▶ _What is required_
Please rewrite these rows unchanged except that every "intro paragraph" becomes "opening paragraph".

Rows from a collection:
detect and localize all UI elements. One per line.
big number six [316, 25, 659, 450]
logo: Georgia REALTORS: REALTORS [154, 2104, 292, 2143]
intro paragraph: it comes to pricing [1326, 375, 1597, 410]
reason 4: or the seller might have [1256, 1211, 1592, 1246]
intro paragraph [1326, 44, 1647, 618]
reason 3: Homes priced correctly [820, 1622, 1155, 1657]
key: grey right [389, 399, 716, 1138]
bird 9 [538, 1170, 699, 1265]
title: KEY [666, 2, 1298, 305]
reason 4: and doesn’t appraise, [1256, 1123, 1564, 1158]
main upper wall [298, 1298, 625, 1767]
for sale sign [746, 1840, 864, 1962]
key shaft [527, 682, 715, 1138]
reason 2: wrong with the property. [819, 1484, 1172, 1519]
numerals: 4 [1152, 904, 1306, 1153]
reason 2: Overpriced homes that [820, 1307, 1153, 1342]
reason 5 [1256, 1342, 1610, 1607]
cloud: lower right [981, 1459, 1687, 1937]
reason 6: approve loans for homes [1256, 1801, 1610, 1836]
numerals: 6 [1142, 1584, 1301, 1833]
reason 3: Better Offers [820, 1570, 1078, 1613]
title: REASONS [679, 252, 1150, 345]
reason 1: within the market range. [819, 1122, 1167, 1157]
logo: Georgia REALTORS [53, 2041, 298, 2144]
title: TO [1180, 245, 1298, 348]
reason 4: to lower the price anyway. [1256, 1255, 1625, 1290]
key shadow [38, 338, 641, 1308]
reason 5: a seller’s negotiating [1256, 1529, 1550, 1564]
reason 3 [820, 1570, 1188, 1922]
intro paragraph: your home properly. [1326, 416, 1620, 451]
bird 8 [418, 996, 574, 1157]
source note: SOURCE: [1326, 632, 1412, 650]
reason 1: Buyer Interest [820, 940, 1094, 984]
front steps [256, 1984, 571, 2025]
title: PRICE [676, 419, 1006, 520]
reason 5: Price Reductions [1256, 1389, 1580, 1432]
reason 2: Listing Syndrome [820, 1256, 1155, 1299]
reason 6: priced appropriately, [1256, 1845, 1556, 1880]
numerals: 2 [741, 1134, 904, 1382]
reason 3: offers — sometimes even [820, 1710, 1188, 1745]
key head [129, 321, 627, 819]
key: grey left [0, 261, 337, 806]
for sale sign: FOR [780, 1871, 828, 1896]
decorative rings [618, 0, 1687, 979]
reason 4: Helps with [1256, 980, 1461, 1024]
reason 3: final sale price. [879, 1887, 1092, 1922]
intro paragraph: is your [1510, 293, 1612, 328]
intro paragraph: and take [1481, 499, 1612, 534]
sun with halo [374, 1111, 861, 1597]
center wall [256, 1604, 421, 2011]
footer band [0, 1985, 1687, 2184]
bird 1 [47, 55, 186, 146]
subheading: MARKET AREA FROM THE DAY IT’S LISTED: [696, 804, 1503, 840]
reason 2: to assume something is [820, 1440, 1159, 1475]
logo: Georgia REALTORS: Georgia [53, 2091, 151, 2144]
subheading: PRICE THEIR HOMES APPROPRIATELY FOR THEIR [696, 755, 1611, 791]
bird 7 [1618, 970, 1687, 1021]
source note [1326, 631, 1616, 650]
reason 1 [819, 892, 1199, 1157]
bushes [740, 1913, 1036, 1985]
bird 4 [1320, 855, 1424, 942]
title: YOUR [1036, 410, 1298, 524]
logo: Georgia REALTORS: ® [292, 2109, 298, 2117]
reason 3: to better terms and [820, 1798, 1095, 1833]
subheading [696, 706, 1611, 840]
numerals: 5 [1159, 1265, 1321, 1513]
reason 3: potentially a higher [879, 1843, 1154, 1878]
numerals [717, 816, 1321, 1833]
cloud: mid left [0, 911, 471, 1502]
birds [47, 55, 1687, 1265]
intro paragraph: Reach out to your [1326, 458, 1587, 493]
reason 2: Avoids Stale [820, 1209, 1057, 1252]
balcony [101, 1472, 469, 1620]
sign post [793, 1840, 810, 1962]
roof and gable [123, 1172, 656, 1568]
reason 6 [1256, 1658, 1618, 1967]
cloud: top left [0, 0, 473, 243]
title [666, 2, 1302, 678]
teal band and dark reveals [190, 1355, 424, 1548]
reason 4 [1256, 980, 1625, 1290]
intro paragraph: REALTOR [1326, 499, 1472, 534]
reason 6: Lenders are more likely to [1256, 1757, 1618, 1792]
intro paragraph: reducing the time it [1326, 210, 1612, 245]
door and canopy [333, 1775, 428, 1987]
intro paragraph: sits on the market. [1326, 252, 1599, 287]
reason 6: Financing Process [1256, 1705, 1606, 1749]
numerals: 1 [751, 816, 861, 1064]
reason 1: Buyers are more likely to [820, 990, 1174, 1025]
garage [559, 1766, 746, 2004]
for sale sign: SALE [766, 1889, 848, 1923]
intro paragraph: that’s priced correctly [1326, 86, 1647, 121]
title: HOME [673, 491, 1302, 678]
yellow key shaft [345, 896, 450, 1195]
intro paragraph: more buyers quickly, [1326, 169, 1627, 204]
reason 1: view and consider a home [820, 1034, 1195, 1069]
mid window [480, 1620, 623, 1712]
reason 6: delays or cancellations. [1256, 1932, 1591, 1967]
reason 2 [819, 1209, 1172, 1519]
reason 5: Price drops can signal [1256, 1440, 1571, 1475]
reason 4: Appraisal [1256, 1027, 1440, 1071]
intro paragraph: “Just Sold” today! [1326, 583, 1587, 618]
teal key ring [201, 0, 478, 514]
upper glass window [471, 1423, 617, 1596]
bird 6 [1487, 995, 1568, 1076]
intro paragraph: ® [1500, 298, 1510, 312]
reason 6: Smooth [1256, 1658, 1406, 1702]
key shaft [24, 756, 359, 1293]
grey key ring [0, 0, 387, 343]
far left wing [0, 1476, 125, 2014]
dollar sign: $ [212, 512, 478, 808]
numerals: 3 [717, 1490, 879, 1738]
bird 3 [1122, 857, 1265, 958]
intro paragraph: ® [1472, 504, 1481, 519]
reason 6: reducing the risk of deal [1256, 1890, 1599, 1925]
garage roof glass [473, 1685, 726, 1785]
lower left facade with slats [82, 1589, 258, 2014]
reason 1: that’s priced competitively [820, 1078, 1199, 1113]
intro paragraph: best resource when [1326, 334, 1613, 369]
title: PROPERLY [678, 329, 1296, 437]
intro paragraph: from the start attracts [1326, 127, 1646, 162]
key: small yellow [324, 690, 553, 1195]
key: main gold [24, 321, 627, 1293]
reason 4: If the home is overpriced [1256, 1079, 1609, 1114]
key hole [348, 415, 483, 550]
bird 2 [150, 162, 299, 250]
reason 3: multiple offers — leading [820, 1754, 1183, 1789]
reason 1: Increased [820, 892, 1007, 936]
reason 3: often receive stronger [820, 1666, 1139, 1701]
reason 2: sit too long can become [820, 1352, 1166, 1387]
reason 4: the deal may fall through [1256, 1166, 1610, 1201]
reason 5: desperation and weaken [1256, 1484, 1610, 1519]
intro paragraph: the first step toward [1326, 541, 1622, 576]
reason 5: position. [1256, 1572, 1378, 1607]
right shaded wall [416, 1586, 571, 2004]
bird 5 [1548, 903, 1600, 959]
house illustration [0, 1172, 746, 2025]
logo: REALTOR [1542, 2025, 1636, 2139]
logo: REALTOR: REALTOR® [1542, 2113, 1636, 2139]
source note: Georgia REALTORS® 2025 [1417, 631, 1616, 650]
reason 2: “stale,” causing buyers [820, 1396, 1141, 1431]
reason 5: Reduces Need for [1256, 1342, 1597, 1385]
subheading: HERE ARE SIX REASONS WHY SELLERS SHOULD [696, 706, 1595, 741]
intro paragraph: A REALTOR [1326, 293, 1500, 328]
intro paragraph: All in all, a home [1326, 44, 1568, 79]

▶ _Answer to the problem_
detect and localize all UI elements. One per line.
big number six [316, 25, 659, 450]
logo: Georgia REALTORS: REALTORS [154, 2104, 292, 2143]
opening paragraph: it comes to pricing [1326, 375, 1597, 410]
reason 4: or the seller might have [1256, 1211, 1592, 1246]
opening paragraph [1326, 44, 1647, 618]
reason 3: Homes priced correctly [820, 1622, 1155, 1657]
key: grey right [389, 399, 716, 1138]
bird 9 [538, 1170, 699, 1265]
title: KEY [666, 2, 1298, 305]
reason 4: and doesn’t appraise, [1256, 1123, 1564, 1158]
main upper wall [298, 1298, 625, 1767]
for sale sign [746, 1840, 864, 1962]
key shaft [527, 682, 715, 1138]
reason 2: wrong with the property. [819, 1484, 1172, 1519]
numerals: 4 [1152, 904, 1306, 1153]
reason 2: Overpriced homes that [820, 1307, 1153, 1342]
reason 5 [1256, 1342, 1610, 1607]
cloud: lower right [981, 1459, 1687, 1937]
reason 6: approve loans for homes [1256, 1801, 1610, 1836]
numerals: 6 [1142, 1584, 1301, 1833]
reason 3: Better Offers [820, 1570, 1078, 1613]
title: REASONS [679, 252, 1150, 345]
reason 1: within the market range. [819, 1122, 1167, 1157]
logo: Georgia REALTORS [53, 2041, 298, 2144]
title: TO [1180, 245, 1298, 348]
reason 4: to lower the price anyway. [1256, 1255, 1625, 1290]
key shadow [38, 338, 641, 1308]
reason 5: a seller’s negotiating [1256, 1529, 1550, 1564]
reason 3 [820, 1570, 1188, 1922]
opening paragraph: your home properly. [1326, 416, 1620, 451]
bird 8 [418, 996, 574, 1157]
source note: SOURCE: [1326, 632, 1412, 650]
reason 1: Buyer Interest [820, 940, 1094, 984]
front steps [256, 1984, 571, 2025]
title: PRICE [676, 419, 1006, 520]
reason 5: Price Reductions [1256, 1389, 1580, 1432]
reason 2: Listing Syndrome [820, 1256, 1155, 1299]
reason 6: priced appropriately, [1256, 1845, 1556, 1880]
numerals: 2 [741, 1134, 904, 1382]
reason 3: offers — sometimes even [820, 1710, 1188, 1745]
key head [129, 321, 627, 819]
key: grey left [0, 261, 337, 806]
for sale sign: FOR [780, 1871, 828, 1896]
decorative rings [618, 0, 1687, 979]
reason 4: Helps with [1256, 980, 1461, 1024]
reason 3: final sale price. [879, 1887, 1092, 1922]
opening paragraph: is your [1510, 293, 1612, 328]
opening paragraph: and take [1481, 499, 1612, 534]
sun with halo [374, 1111, 861, 1597]
center wall [256, 1604, 421, 2011]
footer band [0, 1985, 1687, 2184]
bird 1 [47, 55, 186, 146]
subheading: MARKET AREA FROM THE DAY IT’S LISTED: [696, 804, 1503, 840]
reason 2: to assume something is [820, 1440, 1159, 1475]
logo: Georgia REALTORS: Georgia [53, 2091, 151, 2144]
subheading: PRICE THEIR HOMES APPROPRIATELY FOR THEIR [696, 755, 1611, 791]
bird 7 [1618, 970, 1687, 1021]
source note [1326, 631, 1616, 650]
reason 1 [819, 892, 1199, 1157]
bushes [740, 1913, 1036, 1985]
bird 4 [1320, 855, 1424, 942]
title: YOUR [1036, 410, 1298, 524]
logo: Georgia REALTORS: ® [292, 2109, 298, 2117]
reason 3: to better terms and [820, 1798, 1095, 1833]
subheading [696, 706, 1611, 840]
numerals: 5 [1159, 1265, 1321, 1513]
reason 3: potentially a higher [879, 1843, 1154, 1878]
numerals [717, 816, 1321, 1833]
cloud: mid left [0, 911, 471, 1502]
birds [47, 55, 1687, 1265]
opening paragraph: Reach out to your [1326, 458, 1587, 493]
reason 2: Avoids Stale [820, 1209, 1057, 1252]
balcony [101, 1472, 469, 1620]
sign post [793, 1840, 810, 1962]
roof and gable [123, 1172, 656, 1568]
reason 6 [1256, 1658, 1618, 1967]
cloud: top left [0, 0, 473, 243]
title [666, 2, 1302, 678]
teal band and dark reveals [190, 1355, 424, 1548]
reason 4 [1256, 980, 1625, 1290]
opening paragraph: REALTOR [1326, 499, 1472, 534]
reason 6: Lenders are more likely to [1256, 1757, 1618, 1792]
opening paragraph: reducing the time it [1326, 210, 1612, 245]
door and canopy [333, 1775, 428, 1987]
opening paragraph: sits on the market. [1326, 252, 1599, 287]
reason 6: Financing Process [1256, 1705, 1606, 1749]
numerals: 1 [751, 816, 861, 1064]
reason 1: Buyers are more likely to [820, 990, 1174, 1025]
garage [559, 1766, 746, 2004]
for sale sign: SALE [766, 1889, 848, 1923]
opening paragraph: that’s priced correctly [1326, 86, 1647, 121]
title: HOME [673, 491, 1302, 678]
yellow key shaft [345, 896, 450, 1195]
opening paragraph: more buyers quickly, [1326, 169, 1627, 204]
reason 1: view and consider a home [820, 1034, 1195, 1069]
mid window [480, 1620, 623, 1712]
reason 6: delays or cancellations. [1256, 1932, 1591, 1967]
reason 2 [819, 1209, 1172, 1519]
reason 5: Price drops can signal [1256, 1440, 1571, 1475]
reason 4: Appraisal [1256, 1027, 1440, 1071]
opening paragraph: “Just Sold” today! [1326, 583, 1587, 618]
teal key ring [201, 0, 478, 514]
upper glass window [471, 1423, 617, 1596]
bird 6 [1487, 995, 1568, 1076]
opening paragraph: ® [1500, 298, 1510, 312]
reason 6: Smooth [1256, 1658, 1406, 1702]
key shaft [24, 756, 359, 1293]
grey key ring [0, 0, 387, 343]
far left wing [0, 1476, 125, 2014]
dollar sign: $ [212, 512, 478, 808]
numerals: 3 [717, 1490, 879, 1738]
bird 3 [1122, 857, 1265, 958]
opening paragraph: ® [1472, 504, 1481, 519]
reason 6: reducing the risk of deal [1256, 1890, 1599, 1925]
garage roof glass [473, 1685, 726, 1785]
lower left facade with slats [82, 1589, 258, 2014]
reason 1: that’s priced competitively [820, 1078, 1199, 1113]
opening paragraph: best resource when [1326, 334, 1613, 369]
title: PROPERLY [678, 329, 1296, 437]
opening paragraph: from the start attracts [1326, 127, 1646, 162]
key: small yellow [324, 690, 553, 1195]
key: main gold [24, 321, 627, 1293]
reason 4: If the home is overpriced [1256, 1079, 1609, 1114]
key hole [348, 415, 483, 550]
bird 2 [150, 162, 299, 250]
reason 3: multiple offers — leading [820, 1754, 1183, 1789]
reason 1: Increased [820, 892, 1007, 936]
reason 3: often receive stronger [820, 1666, 1139, 1701]
reason 2: sit too long can become [820, 1352, 1166, 1387]
reason 4: the deal may fall through [1256, 1166, 1610, 1201]
reason 5: desperation and weaken [1256, 1484, 1610, 1519]
opening paragraph: the first step toward [1326, 541, 1622, 576]
reason 5: position. [1256, 1572, 1378, 1607]
right shaded wall [416, 1586, 571, 2004]
bird 5 [1548, 903, 1600, 959]
house illustration [0, 1172, 746, 2025]
logo: REALTOR [1542, 2025, 1636, 2139]
logo: REALTOR: REALTOR® [1542, 2113, 1636, 2139]
source note: Georgia REALTORS® 2025 [1417, 631, 1616, 650]
reason 2: “stale,” causing buyers [820, 1396, 1141, 1431]
reason 5: Reduces Need for [1256, 1342, 1597, 1385]
subheading: HERE ARE SIX REASONS WHY SELLERS SHOULD [696, 706, 1595, 741]
opening paragraph: A REALTOR [1326, 293, 1500, 328]
opening paragraph: All in all, a home [1326, 44, 1568, 79]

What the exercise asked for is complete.